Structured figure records
* * * *

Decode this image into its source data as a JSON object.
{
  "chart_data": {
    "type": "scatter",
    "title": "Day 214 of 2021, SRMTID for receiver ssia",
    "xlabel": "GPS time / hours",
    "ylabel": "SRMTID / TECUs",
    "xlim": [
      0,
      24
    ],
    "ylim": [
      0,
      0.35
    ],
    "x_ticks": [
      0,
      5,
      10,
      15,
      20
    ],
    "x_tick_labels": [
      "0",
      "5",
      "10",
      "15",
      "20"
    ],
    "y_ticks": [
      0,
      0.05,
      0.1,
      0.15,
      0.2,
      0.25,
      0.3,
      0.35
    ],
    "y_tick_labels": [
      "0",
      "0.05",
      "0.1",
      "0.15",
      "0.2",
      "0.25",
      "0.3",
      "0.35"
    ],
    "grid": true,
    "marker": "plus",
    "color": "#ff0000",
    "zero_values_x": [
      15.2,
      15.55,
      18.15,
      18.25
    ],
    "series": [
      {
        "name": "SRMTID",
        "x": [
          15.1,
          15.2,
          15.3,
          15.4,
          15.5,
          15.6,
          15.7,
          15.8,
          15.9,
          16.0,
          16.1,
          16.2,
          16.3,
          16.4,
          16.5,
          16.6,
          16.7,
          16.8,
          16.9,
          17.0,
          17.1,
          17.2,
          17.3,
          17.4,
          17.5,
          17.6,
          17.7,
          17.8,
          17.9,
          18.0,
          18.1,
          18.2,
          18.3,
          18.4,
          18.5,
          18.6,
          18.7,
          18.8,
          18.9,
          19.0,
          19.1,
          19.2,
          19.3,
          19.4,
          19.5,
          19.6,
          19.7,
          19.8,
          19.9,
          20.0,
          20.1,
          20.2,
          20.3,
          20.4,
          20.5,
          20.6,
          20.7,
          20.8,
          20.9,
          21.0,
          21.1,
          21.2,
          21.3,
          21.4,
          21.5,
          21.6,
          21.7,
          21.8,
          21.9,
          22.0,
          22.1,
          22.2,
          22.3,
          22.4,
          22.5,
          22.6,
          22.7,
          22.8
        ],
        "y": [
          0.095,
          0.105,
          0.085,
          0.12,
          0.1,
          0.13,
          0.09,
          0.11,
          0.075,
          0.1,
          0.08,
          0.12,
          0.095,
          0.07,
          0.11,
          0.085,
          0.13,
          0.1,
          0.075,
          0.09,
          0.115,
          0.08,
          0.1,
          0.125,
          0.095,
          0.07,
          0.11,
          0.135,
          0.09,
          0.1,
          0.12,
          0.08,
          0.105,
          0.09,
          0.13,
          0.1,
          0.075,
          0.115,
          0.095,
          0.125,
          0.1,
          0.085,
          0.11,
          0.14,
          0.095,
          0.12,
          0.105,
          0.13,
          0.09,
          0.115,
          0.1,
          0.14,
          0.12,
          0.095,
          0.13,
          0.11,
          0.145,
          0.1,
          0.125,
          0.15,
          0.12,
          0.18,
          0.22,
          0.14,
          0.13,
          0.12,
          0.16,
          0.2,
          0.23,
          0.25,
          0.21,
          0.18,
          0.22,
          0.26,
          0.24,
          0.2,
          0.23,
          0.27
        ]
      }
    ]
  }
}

* * * *

> _Exercise objective_: Each entry is to be returned in full, character for character.

> _Result of the exercise_:
Decode this image into its source data as a JSON object.
{
  "chart_data": {
    "type": "scatter",
    "title": "Day 214 of 2021, SRMTID for receiver ssia",
    "xlabel": "GPS time / hours",
    "ylabel": "SRMTID / TECUs",
    "xlim": [
      0,
      24
    ],
    "ylim": [
      0,
      0.35
    ],
    "x_ticks": [
      0,
      5,
      10,
      15,
      20
    ],
    "x_tick_labels": [
      "0",
      "5",
      "10",
      "15",
      "20"
    ],
    "y_ticks": [
      0,
      0.05,
      0.1,
      0.15,
      0.2,
      0.25,
      0.3,
      0.35
    ],
    "y_tick_labels": [
      "0",
      "0.05",
      "0.1",
      "0.15",
      "0.2",
      "0.25",
      "0.3",
      "0.35"
    ],
    "grid": true,
    "marker": "plus",
    "color": "#ff0000",
    "zero_values_x": [
      15.2,
      15.55,
      18.15,
      18.25
    ],
    "series": [
      {
        "name": "SRMTID",
        "x": [
          15.1,
          15.2,
          15.3,
          15.4,
          15.5,
          15.6,
          15.7,
          15.8,
          15.9,
          16.0,
          16.1,
          16.2,
          16.3,
          16.4,
          16.5,
          16.6,
          16.7,
          16.8,
          16.9,
          17.0,
          17.1,
          17.2,
          17.3,
          17.4,
          17.5,
          17.6,
          17.7,
          17.8,
          17.9,
          18.0,
          18.1,
          18.2,
          18.3,
          18.4,
          18.5,
          18.6,
          18.7,
          18.8,
          18.9,
          19.0,
          19.1,
          19.2,
          19.3,
          19.4,
          19.5,
          19.6,
          19.7,
          19.8,
          19.9,
          20.0,
          20.1,
          20.2,
          20.3,
          20.4,
          20.5,
          20.6,
          20.7,
          20.8,
          20.9,
          21.0,
          21.1,
          21.2,
          21.3,
          21.4,
          21.5,
          21.6,
          21.7,
          21.8,
          21.9,
          22.0,
          22.1,
          22.2,
          22.3,
          22.4,
          22.5,
          22.6,
          22.7,
          22.8
        ],
        "y": [
          0.095,
          0.105,
          0.085,
          0.12,
          0.1,
          0.13,
          0.09,
          0.11,
          0.075,
          0.1,
          0.08,
          0.12,
          0.095,
          0.07,
          0.11,
          0.085,
          0.13,
          0.1,
          0.075,
          0.09,
          0.115,
          0.08,
          0.1,
          0.125,
          0.095,
          0.07,
          0.11,
          0.135,
          0.09,
          0.1,
          0.12,
          0.08,
          0.105,
          0.09,
          0.13,
          0.1,
          0.075,
          0.115,
          0.095,
          0.125,
          0.1,
          0.085,
          0.11,
          0.14,
          0.095,
          0.12,
          0.105,
          0.13,
          0.09,
          0.115,
          0.1,
          0.14,
          0.12,
          0.095,
          0.13,
          0.11,
          0.145,
          0.1,
          0.125,
          0.15,
          0.12,
          0.18,
          0.22,
          0.14,
          0.13,
          0.12,
          0.16,
          0.2,
          0.23,
          0.25,
          0.21,
          0.18,
          0.22,
          0.26,
          0.24,
          0.2,
          0.23,
          0.27
        ]
      }
    ]
  }
}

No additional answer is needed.